WHAT THIS TASK INVOLVES ▸
Scan the records below for the word "体积分数" and give only the number of lines that hold it.

— START OF RECORDS —

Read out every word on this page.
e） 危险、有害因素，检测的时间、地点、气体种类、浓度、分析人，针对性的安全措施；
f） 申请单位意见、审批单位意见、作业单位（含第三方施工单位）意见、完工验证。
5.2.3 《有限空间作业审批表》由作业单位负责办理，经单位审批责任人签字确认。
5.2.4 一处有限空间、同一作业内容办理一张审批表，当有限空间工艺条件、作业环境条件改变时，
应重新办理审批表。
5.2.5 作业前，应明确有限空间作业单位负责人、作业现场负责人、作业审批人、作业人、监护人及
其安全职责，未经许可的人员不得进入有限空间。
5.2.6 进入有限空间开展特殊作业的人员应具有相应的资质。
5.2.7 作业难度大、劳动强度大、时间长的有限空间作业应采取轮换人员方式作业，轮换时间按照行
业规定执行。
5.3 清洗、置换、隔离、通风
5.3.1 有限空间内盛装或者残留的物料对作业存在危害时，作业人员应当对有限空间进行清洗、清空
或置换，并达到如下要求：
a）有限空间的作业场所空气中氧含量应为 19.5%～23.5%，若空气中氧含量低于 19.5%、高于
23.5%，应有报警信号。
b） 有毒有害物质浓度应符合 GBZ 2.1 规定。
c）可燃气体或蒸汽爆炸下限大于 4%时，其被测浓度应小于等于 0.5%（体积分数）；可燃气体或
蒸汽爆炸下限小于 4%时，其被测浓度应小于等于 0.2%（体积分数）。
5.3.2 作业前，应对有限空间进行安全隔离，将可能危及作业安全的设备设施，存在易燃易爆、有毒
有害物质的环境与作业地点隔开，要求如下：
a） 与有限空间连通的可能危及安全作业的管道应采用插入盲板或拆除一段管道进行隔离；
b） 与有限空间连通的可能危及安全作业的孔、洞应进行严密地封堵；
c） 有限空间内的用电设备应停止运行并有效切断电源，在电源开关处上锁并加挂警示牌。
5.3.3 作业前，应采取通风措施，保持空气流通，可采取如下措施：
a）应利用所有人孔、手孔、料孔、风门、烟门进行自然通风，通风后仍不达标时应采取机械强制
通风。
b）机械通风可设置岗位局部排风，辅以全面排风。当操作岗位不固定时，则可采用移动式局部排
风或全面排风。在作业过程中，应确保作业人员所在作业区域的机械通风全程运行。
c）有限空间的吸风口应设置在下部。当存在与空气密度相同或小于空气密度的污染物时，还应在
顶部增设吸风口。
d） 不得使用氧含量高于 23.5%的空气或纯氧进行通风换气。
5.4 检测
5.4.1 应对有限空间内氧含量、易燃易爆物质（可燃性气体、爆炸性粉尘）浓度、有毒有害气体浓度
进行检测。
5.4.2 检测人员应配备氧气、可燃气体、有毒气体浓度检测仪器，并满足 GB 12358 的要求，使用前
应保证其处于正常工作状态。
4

— END OF RECORDS —

EXPECTED OUTPUT ▸
2